Given task. Omit images. Retype all entries verbatim.

Entries from a visual dataset
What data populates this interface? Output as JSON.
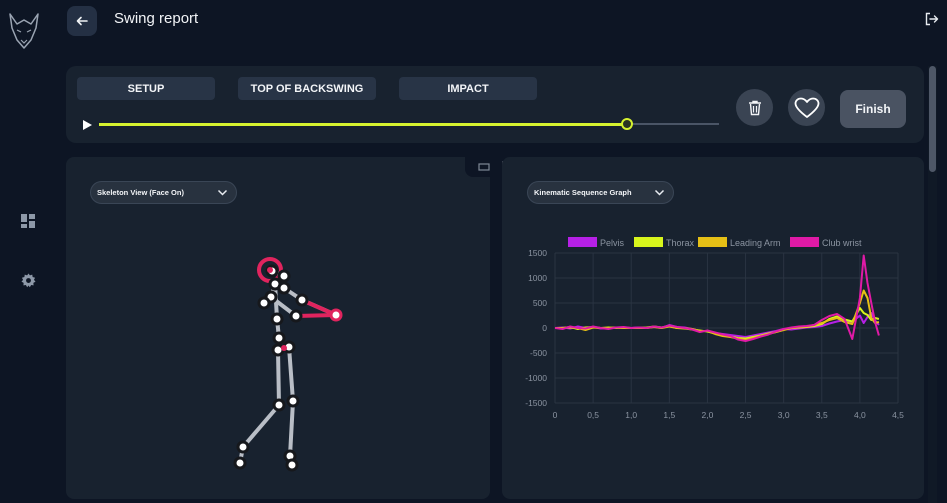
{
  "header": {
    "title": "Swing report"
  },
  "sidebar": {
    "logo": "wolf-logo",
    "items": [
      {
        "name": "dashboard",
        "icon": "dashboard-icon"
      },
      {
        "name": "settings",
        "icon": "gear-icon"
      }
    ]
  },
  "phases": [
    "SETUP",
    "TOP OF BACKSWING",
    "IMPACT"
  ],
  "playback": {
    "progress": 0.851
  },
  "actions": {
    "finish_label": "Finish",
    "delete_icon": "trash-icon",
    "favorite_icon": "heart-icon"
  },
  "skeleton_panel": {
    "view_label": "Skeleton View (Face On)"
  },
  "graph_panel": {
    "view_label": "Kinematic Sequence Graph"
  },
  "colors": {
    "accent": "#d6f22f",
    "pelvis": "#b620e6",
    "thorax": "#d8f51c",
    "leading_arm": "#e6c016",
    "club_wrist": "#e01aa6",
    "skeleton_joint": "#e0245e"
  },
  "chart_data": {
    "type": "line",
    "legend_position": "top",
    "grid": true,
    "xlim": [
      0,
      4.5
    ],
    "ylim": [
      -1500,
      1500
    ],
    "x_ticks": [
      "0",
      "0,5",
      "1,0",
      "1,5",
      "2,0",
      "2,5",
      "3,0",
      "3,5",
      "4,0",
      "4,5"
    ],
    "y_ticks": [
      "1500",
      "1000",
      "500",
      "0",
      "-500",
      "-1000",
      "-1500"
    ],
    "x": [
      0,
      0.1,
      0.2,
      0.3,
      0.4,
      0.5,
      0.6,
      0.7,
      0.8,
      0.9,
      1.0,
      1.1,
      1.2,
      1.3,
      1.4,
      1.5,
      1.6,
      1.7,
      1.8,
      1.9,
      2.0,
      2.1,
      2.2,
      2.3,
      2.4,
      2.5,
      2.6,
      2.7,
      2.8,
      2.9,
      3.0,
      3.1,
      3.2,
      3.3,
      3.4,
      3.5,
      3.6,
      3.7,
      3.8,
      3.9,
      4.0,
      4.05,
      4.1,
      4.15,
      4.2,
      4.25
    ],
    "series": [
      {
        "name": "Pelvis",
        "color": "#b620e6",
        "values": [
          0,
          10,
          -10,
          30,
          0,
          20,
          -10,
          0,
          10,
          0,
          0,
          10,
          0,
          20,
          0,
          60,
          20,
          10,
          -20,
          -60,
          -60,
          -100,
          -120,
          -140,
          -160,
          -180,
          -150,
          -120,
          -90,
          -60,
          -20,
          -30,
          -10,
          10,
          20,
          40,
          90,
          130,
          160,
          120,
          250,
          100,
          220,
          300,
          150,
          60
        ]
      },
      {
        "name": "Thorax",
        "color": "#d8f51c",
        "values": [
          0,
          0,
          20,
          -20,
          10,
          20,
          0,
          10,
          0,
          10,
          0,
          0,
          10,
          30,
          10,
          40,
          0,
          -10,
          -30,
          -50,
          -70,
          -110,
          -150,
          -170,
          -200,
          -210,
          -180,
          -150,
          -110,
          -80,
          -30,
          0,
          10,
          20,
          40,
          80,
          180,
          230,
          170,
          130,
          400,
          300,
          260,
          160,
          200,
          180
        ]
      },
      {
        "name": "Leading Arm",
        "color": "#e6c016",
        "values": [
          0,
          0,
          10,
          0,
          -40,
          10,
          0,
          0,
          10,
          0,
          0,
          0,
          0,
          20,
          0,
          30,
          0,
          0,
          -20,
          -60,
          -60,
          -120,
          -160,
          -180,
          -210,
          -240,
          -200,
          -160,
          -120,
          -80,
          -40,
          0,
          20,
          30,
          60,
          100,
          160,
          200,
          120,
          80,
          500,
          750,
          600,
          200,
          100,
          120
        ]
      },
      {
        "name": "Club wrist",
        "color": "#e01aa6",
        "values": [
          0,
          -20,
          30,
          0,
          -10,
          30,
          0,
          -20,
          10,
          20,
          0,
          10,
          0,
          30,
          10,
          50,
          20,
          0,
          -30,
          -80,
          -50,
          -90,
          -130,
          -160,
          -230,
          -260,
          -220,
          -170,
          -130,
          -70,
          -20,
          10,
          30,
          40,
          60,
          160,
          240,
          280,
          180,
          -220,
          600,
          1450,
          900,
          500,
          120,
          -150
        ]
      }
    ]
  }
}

Full solution.
What data populates this interface? Output as JSON.
{
  "header": {
    "title": "Swing report"
  },
  "sidebar": {
    "logo": "wolf-logo",
    "items": [
      {
        "name": "dashboard",
        "icon": "dashboard-icon"
      },
      {
        "name": "settings",
        "icon": "gear-icon"
      }
    ]
  },
  "phases": [
    "SETUP",
    "TOP OF BACKSWING",
    "IMPACT"
  ],
  "playback": {
    "progress": 0.851
  },
  "actions": {
    "finish_label": "Finish",
    "delete_icon": "trash-icon",
    "favorite_icon": "heart-icon"
  },
  "skeleton_panel": {
    "view_label": "Skeleton View (Face On)"
  },
  "graph_panel": {
    "view_label": "Kinematic Sequence Graph"
  },
  "colors": {
    "accent": "#d6f22f",
    "pelvis": "#b620e6",
    "thorax": "#d8f51c",
    "leading_arm": "#e6c016",
    "club_wrist": "#e01aa6",
    "skeleton_joint": "#e0245e"
  },
  "chart_data": {
    "type": "line",
    "legend_position": "top",
    "grid": true,
    "xlim": [
      0,
      4.5
    ],
    "ylim": [
      -1500,
      1500
    ],
    "x_ticks": [
      "0",
      "0,5",
      "1,0",
      "1,5",
      "2,0",
      "2,5",
      "3,0",
      "3,5",
      "4,0",
      "4,5"
    ],
    "y_ticks": [
      "1500",
      "1000",
      "500",
      "0",
      "-500",
      "-1000",
      "-1500"
    ],
    "x": [
      0,
      0.1,
      0.2,
      0.3,
      0.4,
      0.5,
      0.6,
      0.7,
      0.8,
      0.9,
      1.0,
      1.1,
      1.2,
      1.3,
      1.4,
      1.5,
      1.6,
      1.7,
      1.8,
      1.9,
      2.0,
      2.1,
      2.2,
      2.3,
      2.4,
      2.5,
      2.6,
      2.7,
      2.8,
      2.9,
      3.0,
      3.1,
      3.2,
      3.3,
      3.4,
      3.5,
      3.6,
      3.7,
      3.8,
      3.9,
      4.0,
      4.05,
      4.1,
      4.15,
      4.2,
      4.25
    ],
    "series": [
      {
        "name": "Pelvis",
        "color": "#b620e6",
        "values": [
          0,
          10,
          -10,
          30,
          0,
          20,
          -10,
          0,
          10,
          0,
          0,
          10,
          0,
          20,
          0,
          60,
          20,
          10,
          -20,
          -60,
          -60,
          -100,
          -120,
          -140,
          -160,
          -180,
          -150,
          -120,
          -90,
          -60,
          -20,
          -30,
          -10,
          10,
          20,
          40,
          90,
          130,
          160,
          120,
          250,
          100,
          220,
          300,
          150,
          60
        ]
      },
      {
        "name": "Thorax",
        "color": "#d8f51c",
        "values": [
          0,
          0,
          20,
          -20,
          10,
          20,
          0,
          10,
          0,
          10,
          0,
          0,
          10,
          30,
          10,
          40,
          0,
          -10,
          -30,
          -50,
          -70,
          -110,
          -150,
          -170,
          -200,
          -210,
          -180,
          -150,
          -110,
          -80,
          -30,
          0,
          10,
          20,
          40,
          80,
          180,
          230,
          170,
          130,
          400,
          300,
          260,
          160,
          200,
          180
        ]
      },
      {
        "name": "Leading Arm",
        "color": "#e6c016",
        "values": [
          0,
          0,
          10,
          0,
          -40,
          10,
          0,
          0,
          10,
          0,
          0,
          0,
          0,
          20,
          0,
          30,
          0,
          0,
          -20,
          -60,
          -60,
          -120,
          -160,
          -180,
          -210,
          -240,
          -200,
          -160,
          -120,
          -80,
          -40,
          0,
          20,
          30,
          60,
          100,
          160,
          200,
          120,
          80,
          500,
          750,
          600,
          200,
          100,
          120
        ]
      },
      {
        "name": "Club wrist",
        "color": "#e01aa6",
        "values": [
          0,
          -20,
          30,
          0,
          -10,
          30,
          0,
          -20,
          10,
          20,
          0,
          10,
          0,
          30,
          10,
          50,
          20,
          0,
          -30,
          -80,
          -50,
          -90,
          -130,
          -160,
          -230,
          -260,
          -220,
          -170,
          -130,
          -70,
          -20,
          10,
          30,
          40,
          60,
          160,
          240,
          280,
          180,
          -220,
          600,
          1450,
          900,
          500,
          120,
          -150
        ]
      }
    ]
  }
}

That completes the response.